## Exercise data

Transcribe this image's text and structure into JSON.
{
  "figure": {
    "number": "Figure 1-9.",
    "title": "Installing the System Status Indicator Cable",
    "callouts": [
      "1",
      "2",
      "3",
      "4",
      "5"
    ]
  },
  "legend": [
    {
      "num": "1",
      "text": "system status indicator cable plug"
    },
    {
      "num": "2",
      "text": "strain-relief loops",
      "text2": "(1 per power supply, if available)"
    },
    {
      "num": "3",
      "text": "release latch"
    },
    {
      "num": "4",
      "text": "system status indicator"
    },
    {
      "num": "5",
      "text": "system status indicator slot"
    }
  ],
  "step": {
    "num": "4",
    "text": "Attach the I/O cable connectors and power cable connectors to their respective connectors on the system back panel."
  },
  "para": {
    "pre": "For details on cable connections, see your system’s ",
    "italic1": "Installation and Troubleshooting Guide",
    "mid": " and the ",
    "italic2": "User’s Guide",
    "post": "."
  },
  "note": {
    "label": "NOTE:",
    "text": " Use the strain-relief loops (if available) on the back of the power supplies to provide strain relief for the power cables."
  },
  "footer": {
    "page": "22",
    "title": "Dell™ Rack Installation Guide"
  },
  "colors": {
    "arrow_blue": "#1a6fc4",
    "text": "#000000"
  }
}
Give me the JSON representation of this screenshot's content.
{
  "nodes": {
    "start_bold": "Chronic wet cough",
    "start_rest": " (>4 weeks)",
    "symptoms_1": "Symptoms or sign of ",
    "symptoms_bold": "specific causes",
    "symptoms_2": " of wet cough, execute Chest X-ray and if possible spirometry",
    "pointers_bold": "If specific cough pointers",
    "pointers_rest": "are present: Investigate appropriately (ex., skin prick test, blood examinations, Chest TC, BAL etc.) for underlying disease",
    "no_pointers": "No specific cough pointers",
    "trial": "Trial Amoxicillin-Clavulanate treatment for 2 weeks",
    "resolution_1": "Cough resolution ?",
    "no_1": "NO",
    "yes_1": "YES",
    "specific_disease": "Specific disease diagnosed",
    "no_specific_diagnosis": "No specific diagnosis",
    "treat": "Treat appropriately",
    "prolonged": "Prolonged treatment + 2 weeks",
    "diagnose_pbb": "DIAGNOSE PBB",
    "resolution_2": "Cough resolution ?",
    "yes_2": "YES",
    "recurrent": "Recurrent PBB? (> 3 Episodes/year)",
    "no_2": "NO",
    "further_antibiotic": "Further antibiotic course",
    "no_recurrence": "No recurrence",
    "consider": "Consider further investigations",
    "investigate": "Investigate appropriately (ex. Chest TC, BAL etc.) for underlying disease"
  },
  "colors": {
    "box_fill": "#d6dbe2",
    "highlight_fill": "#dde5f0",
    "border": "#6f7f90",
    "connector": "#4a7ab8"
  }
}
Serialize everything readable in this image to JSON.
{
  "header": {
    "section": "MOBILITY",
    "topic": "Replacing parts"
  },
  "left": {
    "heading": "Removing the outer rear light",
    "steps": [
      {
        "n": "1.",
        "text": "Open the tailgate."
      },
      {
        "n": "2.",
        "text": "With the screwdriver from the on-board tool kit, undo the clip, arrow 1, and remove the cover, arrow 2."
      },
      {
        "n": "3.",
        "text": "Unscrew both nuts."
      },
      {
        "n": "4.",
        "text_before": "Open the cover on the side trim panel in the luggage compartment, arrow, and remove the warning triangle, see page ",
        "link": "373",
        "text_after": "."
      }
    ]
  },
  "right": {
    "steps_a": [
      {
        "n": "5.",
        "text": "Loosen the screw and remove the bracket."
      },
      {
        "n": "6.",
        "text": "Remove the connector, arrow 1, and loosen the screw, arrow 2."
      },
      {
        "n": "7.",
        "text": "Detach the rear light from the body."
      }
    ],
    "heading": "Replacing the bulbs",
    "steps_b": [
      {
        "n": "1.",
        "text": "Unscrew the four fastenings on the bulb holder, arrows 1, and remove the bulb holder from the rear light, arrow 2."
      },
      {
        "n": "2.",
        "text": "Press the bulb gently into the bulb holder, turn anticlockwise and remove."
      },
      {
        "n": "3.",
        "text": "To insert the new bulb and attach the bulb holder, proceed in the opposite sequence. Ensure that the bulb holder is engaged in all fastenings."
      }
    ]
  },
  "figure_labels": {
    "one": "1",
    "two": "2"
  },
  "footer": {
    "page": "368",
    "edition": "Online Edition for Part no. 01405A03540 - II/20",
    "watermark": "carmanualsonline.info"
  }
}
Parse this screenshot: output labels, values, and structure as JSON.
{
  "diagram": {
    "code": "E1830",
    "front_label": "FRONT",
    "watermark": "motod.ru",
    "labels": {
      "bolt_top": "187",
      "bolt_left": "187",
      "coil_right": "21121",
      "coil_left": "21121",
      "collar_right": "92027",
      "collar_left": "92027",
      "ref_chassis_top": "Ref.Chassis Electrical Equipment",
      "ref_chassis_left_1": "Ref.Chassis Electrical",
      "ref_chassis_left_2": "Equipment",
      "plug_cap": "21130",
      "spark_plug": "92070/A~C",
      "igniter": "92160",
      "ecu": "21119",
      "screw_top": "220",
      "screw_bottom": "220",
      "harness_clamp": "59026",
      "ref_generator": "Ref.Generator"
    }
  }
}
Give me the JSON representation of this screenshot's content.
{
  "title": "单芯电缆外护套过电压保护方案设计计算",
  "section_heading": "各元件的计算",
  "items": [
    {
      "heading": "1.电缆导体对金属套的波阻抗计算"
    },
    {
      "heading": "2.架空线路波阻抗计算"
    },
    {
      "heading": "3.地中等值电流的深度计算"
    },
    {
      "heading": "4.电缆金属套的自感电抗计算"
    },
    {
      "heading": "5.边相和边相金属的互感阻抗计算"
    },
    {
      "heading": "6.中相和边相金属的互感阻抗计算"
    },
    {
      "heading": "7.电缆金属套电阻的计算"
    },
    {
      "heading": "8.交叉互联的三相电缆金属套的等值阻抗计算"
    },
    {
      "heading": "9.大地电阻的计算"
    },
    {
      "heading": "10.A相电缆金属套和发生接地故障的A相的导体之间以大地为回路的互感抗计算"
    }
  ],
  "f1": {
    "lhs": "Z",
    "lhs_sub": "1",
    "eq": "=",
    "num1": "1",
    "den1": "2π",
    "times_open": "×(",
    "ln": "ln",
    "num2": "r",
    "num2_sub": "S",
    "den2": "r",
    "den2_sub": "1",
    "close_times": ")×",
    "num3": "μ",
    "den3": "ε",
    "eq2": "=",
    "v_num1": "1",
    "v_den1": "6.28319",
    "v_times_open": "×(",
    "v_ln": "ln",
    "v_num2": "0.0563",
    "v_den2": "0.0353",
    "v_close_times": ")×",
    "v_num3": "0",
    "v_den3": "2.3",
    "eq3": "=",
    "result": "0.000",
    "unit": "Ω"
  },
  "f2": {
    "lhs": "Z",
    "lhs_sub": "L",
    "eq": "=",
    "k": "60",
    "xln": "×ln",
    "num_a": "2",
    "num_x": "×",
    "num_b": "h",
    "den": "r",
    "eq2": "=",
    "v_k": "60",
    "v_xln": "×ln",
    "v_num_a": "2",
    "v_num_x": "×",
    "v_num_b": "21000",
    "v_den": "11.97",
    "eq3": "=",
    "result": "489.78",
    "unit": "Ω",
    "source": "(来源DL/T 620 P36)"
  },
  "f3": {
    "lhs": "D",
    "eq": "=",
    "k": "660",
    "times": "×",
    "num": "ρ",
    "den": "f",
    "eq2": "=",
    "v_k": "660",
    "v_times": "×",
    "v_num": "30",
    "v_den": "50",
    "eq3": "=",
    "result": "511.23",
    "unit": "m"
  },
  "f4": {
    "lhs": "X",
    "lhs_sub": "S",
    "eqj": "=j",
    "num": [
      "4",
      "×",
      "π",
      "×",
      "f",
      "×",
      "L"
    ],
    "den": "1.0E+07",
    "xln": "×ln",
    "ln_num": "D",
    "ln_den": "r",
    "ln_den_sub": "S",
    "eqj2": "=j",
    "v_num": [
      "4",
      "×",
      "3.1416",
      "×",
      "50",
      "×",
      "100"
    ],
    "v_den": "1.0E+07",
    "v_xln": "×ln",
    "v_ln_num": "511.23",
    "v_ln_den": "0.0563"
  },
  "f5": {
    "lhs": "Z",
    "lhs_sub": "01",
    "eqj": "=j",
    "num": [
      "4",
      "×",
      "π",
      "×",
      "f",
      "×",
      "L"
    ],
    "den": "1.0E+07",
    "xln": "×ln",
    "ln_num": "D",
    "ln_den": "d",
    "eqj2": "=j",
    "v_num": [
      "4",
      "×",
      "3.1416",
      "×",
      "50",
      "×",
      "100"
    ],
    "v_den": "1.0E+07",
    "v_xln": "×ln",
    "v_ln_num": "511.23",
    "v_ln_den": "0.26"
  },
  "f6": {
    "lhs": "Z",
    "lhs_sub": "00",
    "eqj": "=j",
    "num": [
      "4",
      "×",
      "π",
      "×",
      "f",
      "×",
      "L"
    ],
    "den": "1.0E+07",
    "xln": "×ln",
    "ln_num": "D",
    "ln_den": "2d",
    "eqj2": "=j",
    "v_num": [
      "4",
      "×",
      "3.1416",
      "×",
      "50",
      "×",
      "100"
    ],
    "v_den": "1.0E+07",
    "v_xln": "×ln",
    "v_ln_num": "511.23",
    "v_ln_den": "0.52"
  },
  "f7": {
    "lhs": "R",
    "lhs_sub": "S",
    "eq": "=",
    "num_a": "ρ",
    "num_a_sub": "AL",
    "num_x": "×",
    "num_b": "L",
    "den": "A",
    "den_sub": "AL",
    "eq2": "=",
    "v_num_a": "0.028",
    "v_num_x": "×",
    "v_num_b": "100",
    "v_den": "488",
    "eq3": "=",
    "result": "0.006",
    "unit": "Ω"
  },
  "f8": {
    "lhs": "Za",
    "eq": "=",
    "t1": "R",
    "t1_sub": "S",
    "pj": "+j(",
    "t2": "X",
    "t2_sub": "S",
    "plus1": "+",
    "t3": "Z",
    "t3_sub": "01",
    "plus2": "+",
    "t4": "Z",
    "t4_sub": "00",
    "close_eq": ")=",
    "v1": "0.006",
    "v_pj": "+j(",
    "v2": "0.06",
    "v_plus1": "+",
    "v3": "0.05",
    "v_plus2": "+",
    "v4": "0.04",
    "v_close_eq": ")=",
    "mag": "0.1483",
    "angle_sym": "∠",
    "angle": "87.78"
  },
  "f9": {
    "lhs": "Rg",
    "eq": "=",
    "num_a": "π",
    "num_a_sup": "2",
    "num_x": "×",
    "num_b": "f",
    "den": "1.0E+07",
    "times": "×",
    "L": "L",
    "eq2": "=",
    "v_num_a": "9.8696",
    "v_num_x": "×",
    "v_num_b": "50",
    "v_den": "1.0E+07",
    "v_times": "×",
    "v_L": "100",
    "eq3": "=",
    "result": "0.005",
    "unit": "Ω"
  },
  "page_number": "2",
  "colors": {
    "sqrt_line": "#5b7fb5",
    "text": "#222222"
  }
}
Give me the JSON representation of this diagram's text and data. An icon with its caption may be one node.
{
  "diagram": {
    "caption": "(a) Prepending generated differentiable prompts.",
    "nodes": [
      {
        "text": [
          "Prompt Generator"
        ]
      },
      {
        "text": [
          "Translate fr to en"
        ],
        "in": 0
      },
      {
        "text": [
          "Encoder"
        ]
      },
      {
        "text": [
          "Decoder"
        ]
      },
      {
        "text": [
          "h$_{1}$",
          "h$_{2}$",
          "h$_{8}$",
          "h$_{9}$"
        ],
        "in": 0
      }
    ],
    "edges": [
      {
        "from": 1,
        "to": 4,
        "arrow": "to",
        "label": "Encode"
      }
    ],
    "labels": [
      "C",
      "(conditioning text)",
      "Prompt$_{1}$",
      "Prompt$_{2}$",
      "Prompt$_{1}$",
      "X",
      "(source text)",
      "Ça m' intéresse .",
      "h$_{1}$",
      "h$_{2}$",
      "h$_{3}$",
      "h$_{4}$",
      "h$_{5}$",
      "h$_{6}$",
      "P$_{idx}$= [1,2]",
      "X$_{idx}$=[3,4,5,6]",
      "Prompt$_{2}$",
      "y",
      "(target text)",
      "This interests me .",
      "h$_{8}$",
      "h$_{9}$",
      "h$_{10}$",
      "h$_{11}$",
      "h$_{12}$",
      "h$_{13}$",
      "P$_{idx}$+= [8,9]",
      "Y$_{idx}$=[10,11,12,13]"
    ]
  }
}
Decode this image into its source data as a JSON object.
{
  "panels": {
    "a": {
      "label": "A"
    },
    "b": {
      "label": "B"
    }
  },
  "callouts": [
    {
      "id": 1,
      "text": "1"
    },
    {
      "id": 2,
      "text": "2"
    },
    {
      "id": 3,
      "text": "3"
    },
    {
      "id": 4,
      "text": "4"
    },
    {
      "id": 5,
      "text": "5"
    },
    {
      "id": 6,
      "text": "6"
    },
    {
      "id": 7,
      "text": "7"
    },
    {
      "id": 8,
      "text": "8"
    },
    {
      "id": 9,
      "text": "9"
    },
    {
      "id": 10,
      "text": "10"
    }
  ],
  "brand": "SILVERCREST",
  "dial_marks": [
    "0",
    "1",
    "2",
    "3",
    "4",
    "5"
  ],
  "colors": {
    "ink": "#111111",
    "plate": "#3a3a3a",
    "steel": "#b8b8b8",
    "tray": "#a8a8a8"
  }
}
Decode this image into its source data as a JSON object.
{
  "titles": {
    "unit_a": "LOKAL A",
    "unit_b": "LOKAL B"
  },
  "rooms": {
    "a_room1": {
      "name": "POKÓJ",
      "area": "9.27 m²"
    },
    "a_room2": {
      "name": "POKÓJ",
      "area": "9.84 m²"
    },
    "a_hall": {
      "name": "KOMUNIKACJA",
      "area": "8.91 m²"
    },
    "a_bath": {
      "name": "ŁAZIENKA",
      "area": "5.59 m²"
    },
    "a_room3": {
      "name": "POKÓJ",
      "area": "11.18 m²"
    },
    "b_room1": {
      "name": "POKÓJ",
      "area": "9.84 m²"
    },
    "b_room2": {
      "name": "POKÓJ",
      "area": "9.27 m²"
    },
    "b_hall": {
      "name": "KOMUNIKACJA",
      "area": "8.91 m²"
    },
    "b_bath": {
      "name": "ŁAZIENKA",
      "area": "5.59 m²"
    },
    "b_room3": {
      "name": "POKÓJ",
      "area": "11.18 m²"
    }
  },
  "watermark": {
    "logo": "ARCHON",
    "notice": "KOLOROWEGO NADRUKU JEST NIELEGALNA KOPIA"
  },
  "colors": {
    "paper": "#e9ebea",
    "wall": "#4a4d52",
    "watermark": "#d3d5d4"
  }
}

## What you need to do
Figure out how many lines above include the string "watermark", then report that number and nothing else.

## Complete answer
4